Exercise objective
Reproduce the listing below without changes, except that pictures are left out.
══════════════════════════════
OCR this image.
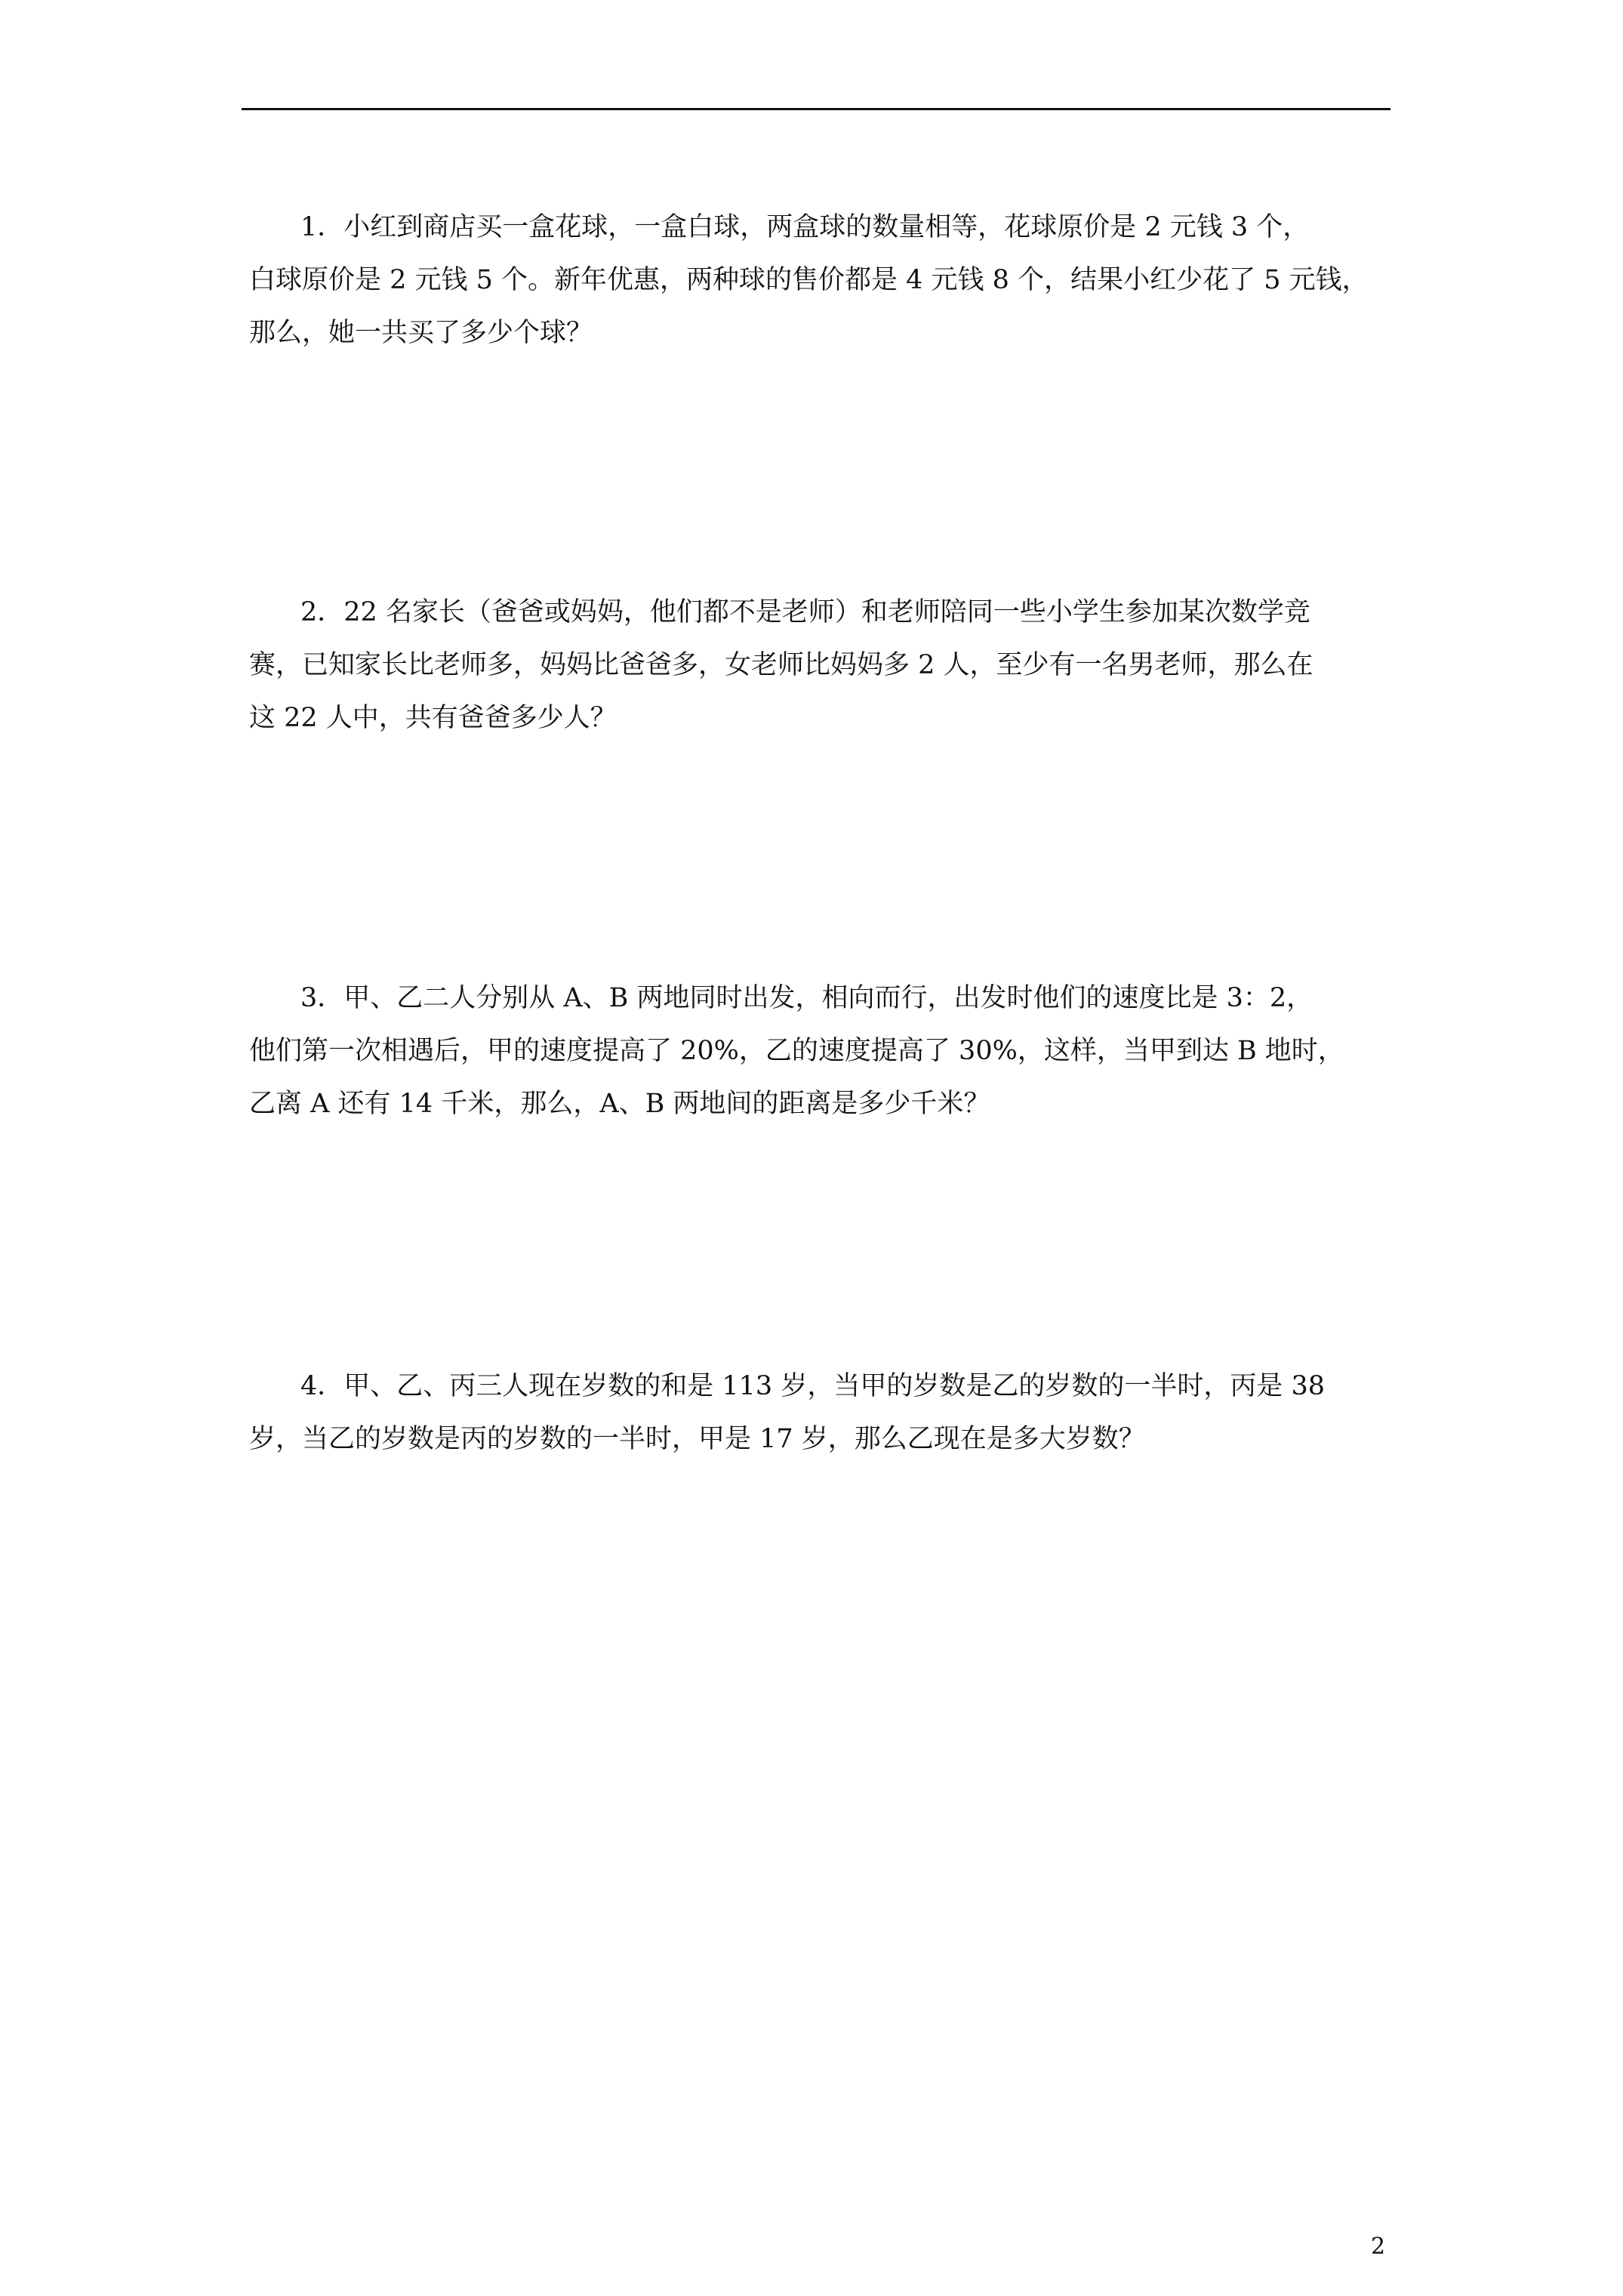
1．小红到商店买一盒花球，一盒白球，两盒球的数量相等，花球原价是 2 元钱 3 个，
白球原价是 2 元钱 5 个。新年优惠，两种球的售价都是 4 元钱 8 个，结果小红少花了 5 元钱，
那么，她一共买了多少个球？

2．22 名家长（爸爸或妈妈，他们都不是老师）和老师陪同一些小学生参加某次数学竞
赛，已知家长比老师多，妈妈比爸爸多，女老师比妈妈多 2 人，至少有一名男老师，那么在
这 22 人中，共有爸爸多少人？

3．甲、乙二人分别从 A、B 两地同时出发，相向而行，出发时他们的速度比是 3：2，
他们第一次相遇后，甲的速度提高了 20%，乙的速度提高了 30%，这样，当甲到达 B 地时，
乙离 A 还有 14 千米，那么，A、B 两地间的距离是多少千米？

4．甲、乙、丙三人现在岁数的和是 113 岁，当甲的岁数是乙的岁数的一半时，丙是 38
岁，当乙的岁数是丙的岁数的一半时，甲是 17 岁，那么乙现在是多大岁数？

2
══════════════════════════════
Written response
OCR this image.
1．小红到商店买一盒花球，一盒白球，两盒球的数量相等，花球原价是 2 元钱 3 个，
白球原价是 2 元钱 5 个。新年优惠，两种球的售价都是 4 元钱 8 个，结果小红少花了 5 元钱，
那么，她一共买了多少个球？

2．22 名家长（爸爸或妈妈，他们都不是老师）和老师陪同一些小学生参加某次数学竞
赛，已知家长比老师多，妈妈比爸爸多，女老师比妈妈多 2 人，至少有一名男老师，那么在
这 22 人中，共有爸爸多少人？

3．甲、乙二人分别从 A、B 两地同时出发，相向而行，出发时他们的速度比是 3：2，
他们第一次相遇后，甲的速度提高了 20%，乙的速度提高了 30%，这样，当甲到达 B 地时，
乙离 A 还有 14 千米，那么，A、B 两地间的距离是多少千米？

4．甲、乙、丙三人现在岁数的和是 113 岁，当甲的岁数是乙的岁数的一半时，丙是 38
岁，当乙的岁数是丙的岁数的一半时，甲是 17 岁，那么乙现在是多大岁数？

2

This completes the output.